• [TASK DETAILS]: Transcribe each line of the records below exactly, excluding any embedded images.

• [INPUT]:
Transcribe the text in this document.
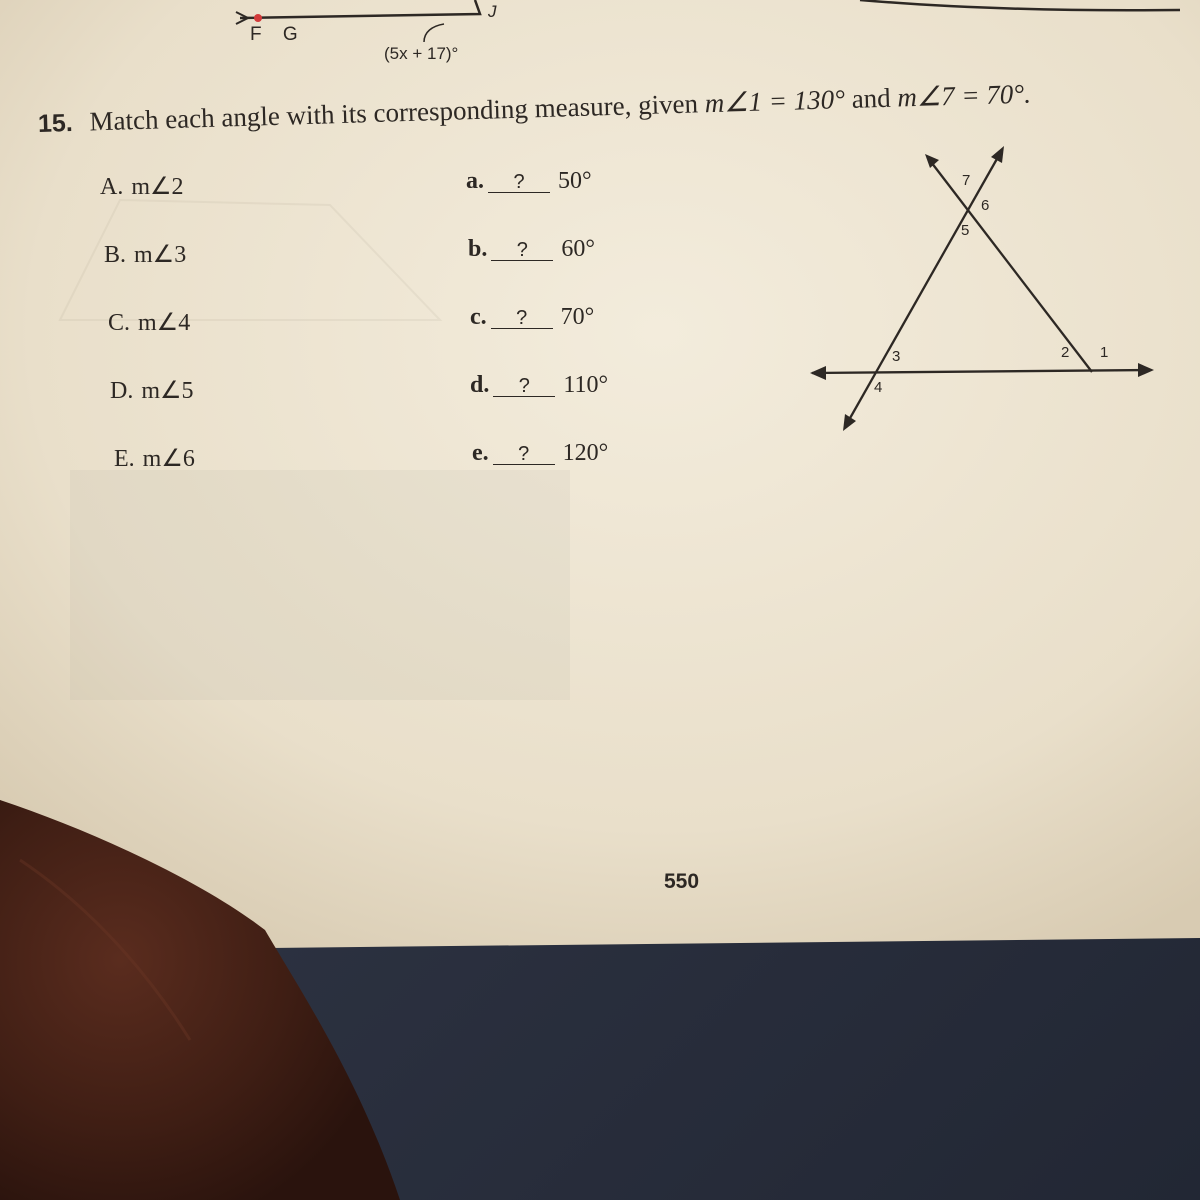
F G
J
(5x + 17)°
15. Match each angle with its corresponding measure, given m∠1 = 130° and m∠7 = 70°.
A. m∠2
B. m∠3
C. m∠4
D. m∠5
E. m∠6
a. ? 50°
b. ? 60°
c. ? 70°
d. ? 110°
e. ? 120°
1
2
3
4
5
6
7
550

• [COMPLETED EXERCISE]:
Transcribe the text in this document.
F G
J
(5x + 17)°
15. Match each angle with its corresponding measure, given m∠1 = 130° and m∠7 = 70°.
A. m∠2
B. m∠3
C. m∠4
D. m∠5
E. m∠6
a. ? 50°
b. ? 60°
c. ? 70°
d. ? 110°
e. ? 120°
1
2
3
4
5
6
7
550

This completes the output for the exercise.